(Data extracted from a collection)
********

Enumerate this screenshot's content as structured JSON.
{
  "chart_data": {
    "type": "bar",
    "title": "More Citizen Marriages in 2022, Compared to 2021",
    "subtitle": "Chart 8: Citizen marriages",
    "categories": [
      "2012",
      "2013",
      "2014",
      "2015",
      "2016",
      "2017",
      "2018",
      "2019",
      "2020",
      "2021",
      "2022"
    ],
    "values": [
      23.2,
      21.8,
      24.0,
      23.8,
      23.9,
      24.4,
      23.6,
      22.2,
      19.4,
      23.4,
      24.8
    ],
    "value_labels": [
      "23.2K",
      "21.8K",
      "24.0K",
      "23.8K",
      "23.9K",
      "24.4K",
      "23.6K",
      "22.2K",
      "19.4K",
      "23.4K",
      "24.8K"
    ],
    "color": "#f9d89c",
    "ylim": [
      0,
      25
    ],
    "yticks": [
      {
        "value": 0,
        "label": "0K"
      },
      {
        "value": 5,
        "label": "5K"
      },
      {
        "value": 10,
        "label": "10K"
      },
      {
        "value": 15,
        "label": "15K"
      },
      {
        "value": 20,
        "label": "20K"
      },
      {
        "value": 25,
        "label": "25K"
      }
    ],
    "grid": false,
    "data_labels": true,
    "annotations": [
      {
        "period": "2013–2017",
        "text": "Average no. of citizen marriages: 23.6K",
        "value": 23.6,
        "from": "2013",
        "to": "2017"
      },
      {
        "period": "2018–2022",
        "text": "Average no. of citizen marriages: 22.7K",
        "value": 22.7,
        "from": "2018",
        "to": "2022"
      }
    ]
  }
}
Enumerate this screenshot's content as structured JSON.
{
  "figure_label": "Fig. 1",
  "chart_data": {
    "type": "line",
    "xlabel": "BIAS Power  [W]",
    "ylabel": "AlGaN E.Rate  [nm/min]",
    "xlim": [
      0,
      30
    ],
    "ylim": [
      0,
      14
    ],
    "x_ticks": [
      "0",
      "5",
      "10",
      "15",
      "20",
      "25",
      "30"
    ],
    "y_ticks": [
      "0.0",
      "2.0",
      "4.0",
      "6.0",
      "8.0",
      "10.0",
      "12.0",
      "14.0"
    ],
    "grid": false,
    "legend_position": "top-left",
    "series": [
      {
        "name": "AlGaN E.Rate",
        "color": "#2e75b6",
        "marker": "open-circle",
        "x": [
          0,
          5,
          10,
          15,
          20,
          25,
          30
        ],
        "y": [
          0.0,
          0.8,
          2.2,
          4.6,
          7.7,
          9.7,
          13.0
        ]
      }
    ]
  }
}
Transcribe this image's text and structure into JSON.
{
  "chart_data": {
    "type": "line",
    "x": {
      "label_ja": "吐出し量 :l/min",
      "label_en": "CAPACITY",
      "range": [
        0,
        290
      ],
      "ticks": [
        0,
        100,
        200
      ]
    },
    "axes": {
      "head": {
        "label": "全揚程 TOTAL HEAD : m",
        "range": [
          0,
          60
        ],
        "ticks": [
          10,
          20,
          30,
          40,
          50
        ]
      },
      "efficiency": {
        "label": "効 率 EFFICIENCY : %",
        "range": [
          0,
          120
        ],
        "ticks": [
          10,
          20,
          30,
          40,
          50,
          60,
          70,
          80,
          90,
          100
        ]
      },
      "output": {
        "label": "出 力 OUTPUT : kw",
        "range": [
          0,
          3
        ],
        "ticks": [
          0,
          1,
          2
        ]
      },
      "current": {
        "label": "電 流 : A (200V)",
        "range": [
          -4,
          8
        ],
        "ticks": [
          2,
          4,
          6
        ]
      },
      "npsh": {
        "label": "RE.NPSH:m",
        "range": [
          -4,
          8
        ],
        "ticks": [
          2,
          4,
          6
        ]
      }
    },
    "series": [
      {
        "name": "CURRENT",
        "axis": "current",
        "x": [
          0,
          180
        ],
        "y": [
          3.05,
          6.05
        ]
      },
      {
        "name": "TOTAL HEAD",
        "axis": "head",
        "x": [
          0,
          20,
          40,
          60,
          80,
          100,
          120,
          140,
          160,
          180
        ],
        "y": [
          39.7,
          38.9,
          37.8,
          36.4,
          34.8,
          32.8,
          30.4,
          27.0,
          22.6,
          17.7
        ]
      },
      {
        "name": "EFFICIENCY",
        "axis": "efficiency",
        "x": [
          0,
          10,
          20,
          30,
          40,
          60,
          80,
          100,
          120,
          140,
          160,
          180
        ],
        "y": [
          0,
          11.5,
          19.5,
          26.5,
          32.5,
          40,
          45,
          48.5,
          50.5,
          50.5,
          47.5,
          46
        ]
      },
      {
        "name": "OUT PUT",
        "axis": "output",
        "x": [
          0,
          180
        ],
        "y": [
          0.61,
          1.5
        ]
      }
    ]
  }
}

********

▸ Job
Retype the data in full and match it exactly.

▸ Response to this task
Enumerate this screenshot's content as structured JSON.
{
  "chart_data": {
    "type": "bar",
    "title": "More Citizen Marriages in 2022, Compared to 2021",
    "subtitle": "Chart 8: Citizen marriages",
    "categories": [
      "2012",
      "2013",
      "2014",
      "2015",
      "2016",
      "2017",
      "2018",
      "2019",
      "2020",
      "2021",
      "2022"
    ],
    "values": [
      23.2,
      21.8,
      24.0,
      23.8,
      23.9,
      24.4,
      23.6,
      22.2,
      19.4,
      23.4,
      24.8
    ],
    "value_labels": [
      "23.2K",
      "21.8K",
      "24.0K",
      "23.8K",
      "23.9K",
      "24.4K",
      "23.6K",
      "22.2K",
      "19.4K",
      "23.4K",
      "24.8K"
    ],
    "color": "#f9d89c",
    "ylim": [
      0,
      25
    ],
    "yticks": [
      {
        "value": 0,
        "label": "0K"
      },
      {
        "value": 5,
        "label": "5K"
      },
      {
        "value": 10,
        "label": "10K"
      },
      {
        "value": 15,
        "label": "15K"
      },
      {
        "value": 20,
        "label": "20K"
      },
      {
        "value": 25,
        "label": "25K"
      }
    ],
    "grid": false,
    "data_labels": true,
    "annotations": [
      {
        "period": "2013–2017",
        "text": "Average no. of citizen marriages: 23.6K",
        "value": 23.6,
        "from": "2013",
        "to": "2017"
      },
      {
        "period": "2018–2022",
        "text": "Average no. of citizen marriages: 22.7K",
        "value": 22.7,
        "from": "2018",
        "to": "2022"
      }
    ]
  }
}
Enumerate this screenshot's content as structured JSON.
{
  "figure_label": "Fig. 1",
  "chart_data": {
    "type": "line",
    "xlabel": "BIAS Power  [W]",
    "ylabel": "AlGaN E.Rate  [nm/min]",
    "xlim": [
      0,
      30
    ],
    "ylim": [
      0,
      14
    ],
    "x_ticks": [
      "0",
      "5",
      "10",
      "15",
      "20",
      "25",
      "30"
    ],
    "y_ticks": [
      "0.0",
      "2.0",
      "4.0",
      "6.0",
      "8.0",
      "10.0",
      "12.0",
      "14.0"
    ],
    "grid": false,
    "legend_position": "top-left",
    "series": [
      {
        "name": "AlGaN E.Rate",
        "color": "#2e75b6",
        "marker": "open-circle",
        "x": [
          0,
          5,
          10,
          15,
          20,
          25,
          30
        ],
        "y": [
          0.0,
          0.8,
          2.2,
          4.6,
          7.7,
          9.7,
          13.0
        ]
      }
    ]
  }
}
Transcribe this image's text and structure into JSON.
{
  "chart_data": {
    "type": "line",
    "x": {
      "label_ja": "吐出し量 :l/min",
      "label_en": "CAPACITY",
      "range": [
        0,
        290
      ],
      "ticks": [
        0,
        100,
        200
      ]
    },
    "axes": {
      "head": {
        "label": "全揚程 TOTAL HEAD : m",
        "range": [
          0,
          60
        ],
        "ticks": [
          10,
          20,
          30,
          40,
          50
        ]
      },
      "efficiency": {
        "label": "効 率 EFFICIENCY : %",
        "range": [
          0,
          120
        ],
        "ticks": [
          10,
          20,
          30,
          40,
          50,
          60,
          70,
          80,
          90,
          100
        ]
      },
      "output": {
        "label": "出 力 OUTPUT : kw",
        "range": [
          0,
          3
        ],
        "ticks": [
          0,
          1,
          2
        ]
      },
      "current": {
        "label": "電 流 : A (200V)",
        "range": [
          -4,
          8
        ],
        "ticks": [
          2,
          4,
          6
        ]
      },
      "npsh": {
        "label": "RE.NPSH:m",
        "range": [
          -4,
          8
        ],
        "ticks": [
          2,
          4,
          6
        ]
      }
    },
    "series": [
      {
        "name": "CURRENT",
        "axis": "current",
        "x": [
          0,
          180
        ],
        "y": [
          3.05,
          6.05
        ]
      },
      {
        "name": "TOTAL HEAD",
        "axis": "head",
        "x": [
          0,
          20,
          40,
          60,
          80,
          100,
          120,
          140,
          160,
          180
        ],
        "y": [
          39.7,
          38.9,
          37.8,
          36.4,
          34.8,
          32.8,
          30.4,
          27.0,
          22.6,
          17.7
        ]
      },
      {
        "name": "EFFICIENCY",
        "axis": "efficiency",
        "x": [
          0,
          10,
          20,
          30,
          40,
          60,
          80,
          100,
          120,
          140,
          160,
          180
        ],
        "y": [
          0,
          11.5,
          19.5,
          26.5,
          32.5,
          40,
          45,
          48.5,
          50.5,
          50.5,
          47.5,
          46
        ]
      },
      {
        "name": "OUT PUT",
        "axis": "output",
        "x": [
          0,
          180
        ],
        "y": [
          0.61,
          1.5
        ]
      }
    ]
  }
}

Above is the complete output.